▸ **DIRECTIVE**
Retype all of the entries word for word.

▸ **ENTRIES SUPPLIED**
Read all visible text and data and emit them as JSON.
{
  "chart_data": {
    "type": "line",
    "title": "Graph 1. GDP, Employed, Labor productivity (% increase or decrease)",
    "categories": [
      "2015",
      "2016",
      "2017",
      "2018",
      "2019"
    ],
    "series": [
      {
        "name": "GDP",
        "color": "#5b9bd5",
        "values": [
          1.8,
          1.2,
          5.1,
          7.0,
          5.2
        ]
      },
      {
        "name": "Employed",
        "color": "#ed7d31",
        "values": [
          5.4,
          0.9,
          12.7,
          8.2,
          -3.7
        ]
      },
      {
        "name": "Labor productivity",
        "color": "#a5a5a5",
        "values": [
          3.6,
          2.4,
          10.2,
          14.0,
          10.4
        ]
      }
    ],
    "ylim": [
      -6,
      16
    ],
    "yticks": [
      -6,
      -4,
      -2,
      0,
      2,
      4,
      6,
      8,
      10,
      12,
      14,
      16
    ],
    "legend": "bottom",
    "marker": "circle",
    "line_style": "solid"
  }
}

▸ **TASK OUTPUT**
Read all visible text and data and emit them as JSON.
{
  "chart_data": {
    "type": "line",
    "title": "Graph 1. GDP, Employed, Labor productivity (% increase or decrease)",
    "categories": [
      "2015",
      "2016",
      "2017",
      "2018",
      "2019"
    ],
    "series": [
      {
        "name": "GDP",
        "color": "#5b9bd5",
        "values": [
          1.8,
          1.2,
          5.1,
          7.0,
          5.2
        ]
      },
      {
        "name": "Employed",
        "color": "#ed7d31",
        "values": [
          5.4,
          0.9,
          12.7,
          8.2,
          -3.7
        ]
      },
      {
        "name": "Labor productivity",
        "color": "#a5a5a5",
        "values": [
          3.6,
          2.4,
          10.2,
          14.0,
          10.4
        ]
      }
    ],
    "ylim": [
      -6,
      16
    ],
    "yticks": [
      -6,
      -4,
      -2,
      0,
      2,
      4,
      6,
      8,
      10,
      12,
      14,
      16
    ],
    "legend": "bottom",
    "marker": "circle",
    "line_style": "solid"
  }
}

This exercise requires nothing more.